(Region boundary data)
* * * * * * *

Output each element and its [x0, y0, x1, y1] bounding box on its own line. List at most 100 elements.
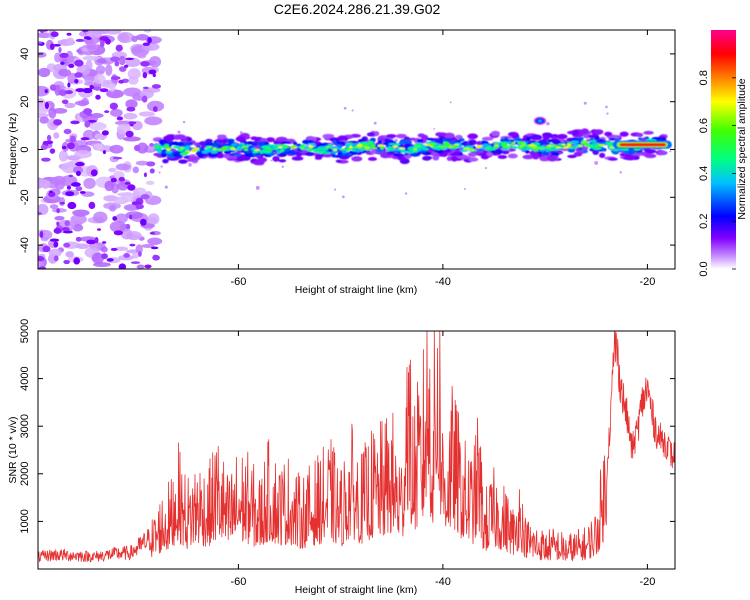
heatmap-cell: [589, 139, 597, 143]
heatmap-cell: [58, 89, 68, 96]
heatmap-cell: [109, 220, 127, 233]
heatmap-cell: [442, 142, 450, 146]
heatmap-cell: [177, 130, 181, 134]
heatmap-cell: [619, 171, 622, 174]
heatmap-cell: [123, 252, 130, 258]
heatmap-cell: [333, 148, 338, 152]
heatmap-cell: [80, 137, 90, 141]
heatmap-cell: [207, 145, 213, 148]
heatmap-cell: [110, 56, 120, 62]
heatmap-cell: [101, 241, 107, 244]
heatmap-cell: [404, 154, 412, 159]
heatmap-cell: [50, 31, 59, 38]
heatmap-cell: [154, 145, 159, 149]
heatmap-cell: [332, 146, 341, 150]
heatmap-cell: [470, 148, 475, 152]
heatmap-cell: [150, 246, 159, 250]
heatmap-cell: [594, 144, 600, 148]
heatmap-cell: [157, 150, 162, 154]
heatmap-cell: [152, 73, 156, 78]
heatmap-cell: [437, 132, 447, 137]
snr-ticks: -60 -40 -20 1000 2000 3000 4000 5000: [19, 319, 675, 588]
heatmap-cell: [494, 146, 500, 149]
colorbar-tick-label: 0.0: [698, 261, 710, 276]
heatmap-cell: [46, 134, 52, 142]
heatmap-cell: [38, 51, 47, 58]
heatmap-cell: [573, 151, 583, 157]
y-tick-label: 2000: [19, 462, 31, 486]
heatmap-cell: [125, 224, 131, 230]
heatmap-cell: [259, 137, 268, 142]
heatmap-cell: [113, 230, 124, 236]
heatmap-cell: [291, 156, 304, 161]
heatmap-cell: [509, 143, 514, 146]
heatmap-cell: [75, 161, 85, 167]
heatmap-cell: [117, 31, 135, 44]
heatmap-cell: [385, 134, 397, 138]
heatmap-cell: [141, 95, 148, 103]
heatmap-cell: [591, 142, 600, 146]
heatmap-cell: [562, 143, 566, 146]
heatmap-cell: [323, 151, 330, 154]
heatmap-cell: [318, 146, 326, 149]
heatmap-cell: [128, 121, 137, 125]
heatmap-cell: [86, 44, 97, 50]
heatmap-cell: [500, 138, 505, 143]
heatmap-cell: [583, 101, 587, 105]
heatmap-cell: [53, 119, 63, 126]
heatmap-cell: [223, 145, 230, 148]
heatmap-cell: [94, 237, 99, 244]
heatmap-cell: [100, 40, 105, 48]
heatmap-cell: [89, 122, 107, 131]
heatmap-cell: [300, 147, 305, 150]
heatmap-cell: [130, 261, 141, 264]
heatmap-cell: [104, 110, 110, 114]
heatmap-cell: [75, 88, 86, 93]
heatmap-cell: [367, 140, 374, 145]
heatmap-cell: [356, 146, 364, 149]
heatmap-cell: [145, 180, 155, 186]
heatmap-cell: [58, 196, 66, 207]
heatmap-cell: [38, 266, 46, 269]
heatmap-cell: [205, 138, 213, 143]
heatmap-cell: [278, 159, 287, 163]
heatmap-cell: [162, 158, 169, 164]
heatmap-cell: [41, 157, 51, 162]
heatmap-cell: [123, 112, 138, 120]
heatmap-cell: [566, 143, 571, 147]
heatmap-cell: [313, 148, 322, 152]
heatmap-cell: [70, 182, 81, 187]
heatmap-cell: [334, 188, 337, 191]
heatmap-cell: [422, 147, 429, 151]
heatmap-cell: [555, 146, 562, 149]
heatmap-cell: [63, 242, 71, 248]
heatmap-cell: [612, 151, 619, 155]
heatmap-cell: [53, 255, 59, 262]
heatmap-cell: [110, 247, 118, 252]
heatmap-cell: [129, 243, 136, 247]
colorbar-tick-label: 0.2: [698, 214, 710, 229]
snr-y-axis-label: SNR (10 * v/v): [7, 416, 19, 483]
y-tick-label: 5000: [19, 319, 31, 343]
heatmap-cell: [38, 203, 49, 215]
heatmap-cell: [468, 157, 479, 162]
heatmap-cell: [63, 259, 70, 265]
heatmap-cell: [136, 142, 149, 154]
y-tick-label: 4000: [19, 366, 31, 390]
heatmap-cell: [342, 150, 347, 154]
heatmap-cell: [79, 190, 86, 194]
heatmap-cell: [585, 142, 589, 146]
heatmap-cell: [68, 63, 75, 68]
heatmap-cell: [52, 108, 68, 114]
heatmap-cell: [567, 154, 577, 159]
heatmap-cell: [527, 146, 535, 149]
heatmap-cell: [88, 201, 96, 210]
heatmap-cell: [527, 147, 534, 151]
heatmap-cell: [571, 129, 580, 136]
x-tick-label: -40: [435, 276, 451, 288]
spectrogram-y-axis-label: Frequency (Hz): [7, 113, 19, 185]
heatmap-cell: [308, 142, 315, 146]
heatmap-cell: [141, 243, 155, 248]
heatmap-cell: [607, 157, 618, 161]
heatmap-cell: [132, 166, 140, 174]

* * * * * * *

- **YOUR INSTRUCTIONS**: Edit the lines of the material from the one containing "heatmap-cell: [589, 139, 597, 143]" through the one containing "heatmap-cell: [207, 145, 213, 148]", inclusive, changing "heatmap-cell" to "grid-cell" and leaving everything else unchanged. Return only those lines.

- **THE OUTPUT**:
grid-cell: [589, 139, 597, 143]
grid-cell: [58, 89, 68, 96]
grid-cell: [109, 220, 127, 233]
grid-cell: [442, 142, 450, 146]
grid-cell: [177, 130, 181, 134]
grid-cell: [619, 171, 622, 174]
grid-cell: [123, 252, 130, 258]
grid-cell: [333, 148, 338, 152]
grid-cell: [80, 137, 90, 141]
grid-cell: [207, 145, 213, 148]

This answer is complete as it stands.